>> START Records for the task

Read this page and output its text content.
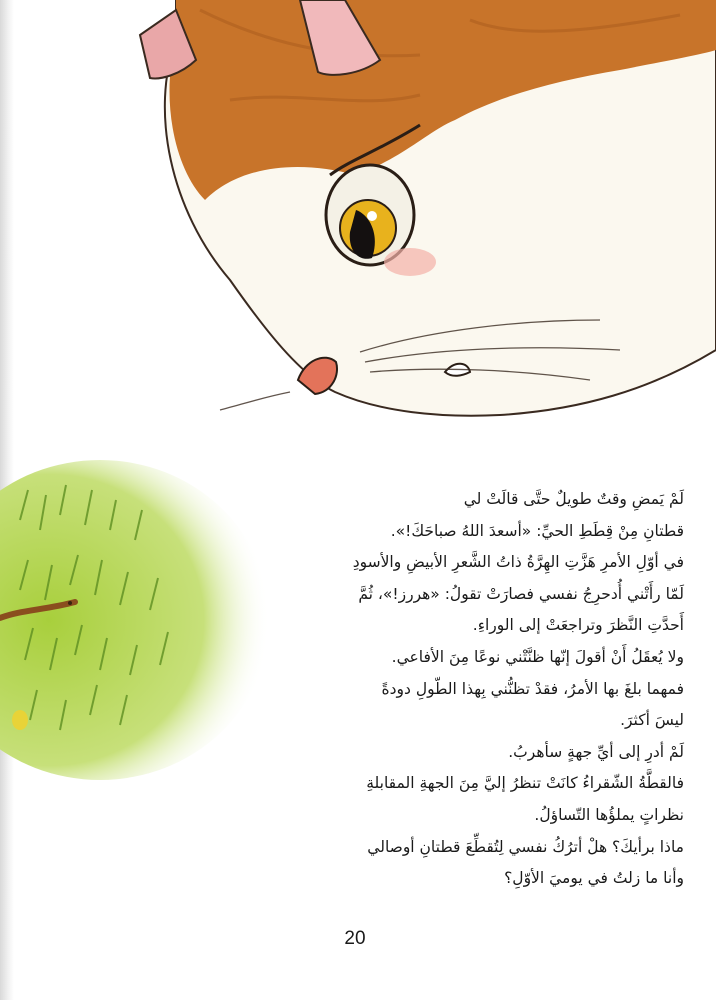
لَمْ يَمضِ وقتٌ طويلٌ حتَّى قالَتْ لي
قطتانِ مِنْ قِطَطِ الحيِّ: «أسعدَ اللهُ صباحَكَ!».
في أوّلِ الأمرِ هَزَّتِ الهِرَّةُ ذاتُ الشَّعرِ الأبيضِ والأسودِ
لَمّا رأَتْني أُدحرِجُ نفسي فصارَتْ تقولُ: «هررز!»، ثُمَّ
أَحدَّتِ النَّظرَ وتراجعَتْ إلى الوراءِ.
ولا يُعقَلُ أَنْ أقولَ إنّها ظنَّتْني نوعًا مِنَ الأفاعي.
فمهما بلغَ بها الأمرُ، فقدْ تظنُّني بِهذا الطّولِ دودةً
ليسَ أكثرَ.
لَمْ أدرِ إلى أيِّ جهةٍ سأهربُ.
فالقطَّةُ الشّقراءُ كانَتْ تنظرُ إليَّ مِنَ الجهةِ المقابلةِ
نظراتٍ يملؤُها التّساؤلُ.
ماذا برأيكَ؟ هلْ أترُكُ نفسي لِتُقطِّعَ قطتانِ أوصالي
وأنا ما زلتُ في يوميَ الأوّلِ؟
20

>> END Records for the task

• _What you are asked to do_
Every entry above is to be set down exactly; the pictures are to be left out.

• _Answer to this exercise_
Read this page and output its text content.
لَمْ يَمضِ وقتٌ طويلٌ حتَّى قالَتْ لي
قطتانِ مِنْ قِطَطِ الحيِّ: «أسعدَ اللهُ صباحَكَ!».
في أوّلِ الأمرِ هَزَّتِ الهِرَّةُ ذاتُ الشَّعرِ الأبيضِ والأسودِ
لَمّا رأَتْني أُدحرِجُ نفسي فصارَتْ تقولُ: «هررز!»، ثُمَّ
أَحدَّتِ النَّظرَ وتراجعَتْ إلى الوراءِ.
ولا يُعقَلُ أَنْ أقولَ إنّها ظنَّتْني نوعًا مِنَ الأفاعي.
فمهما بلغَ بها الأمرُ، فقدْ تظنُّني بِهذا الطّولِ دودةً
ليسَ أكثرَ.
لَمْ أدرِ إلى أيِّ جهةٍ سأهربُ.
فالقطَّةُ الشّقراءُ كانَتْ تنظرُ إليَّ مِنَ الجهةِ المقابلةِ
نظراتٍ يملؤُها التّساؤلُ.
ماذا برأيكَ؟ هلْ أترُكُ نفسي لِتُقطِّعَ قطتانِ أوصالي
وأنا ما زلتُ في يوميَ الأوّلِ؟
20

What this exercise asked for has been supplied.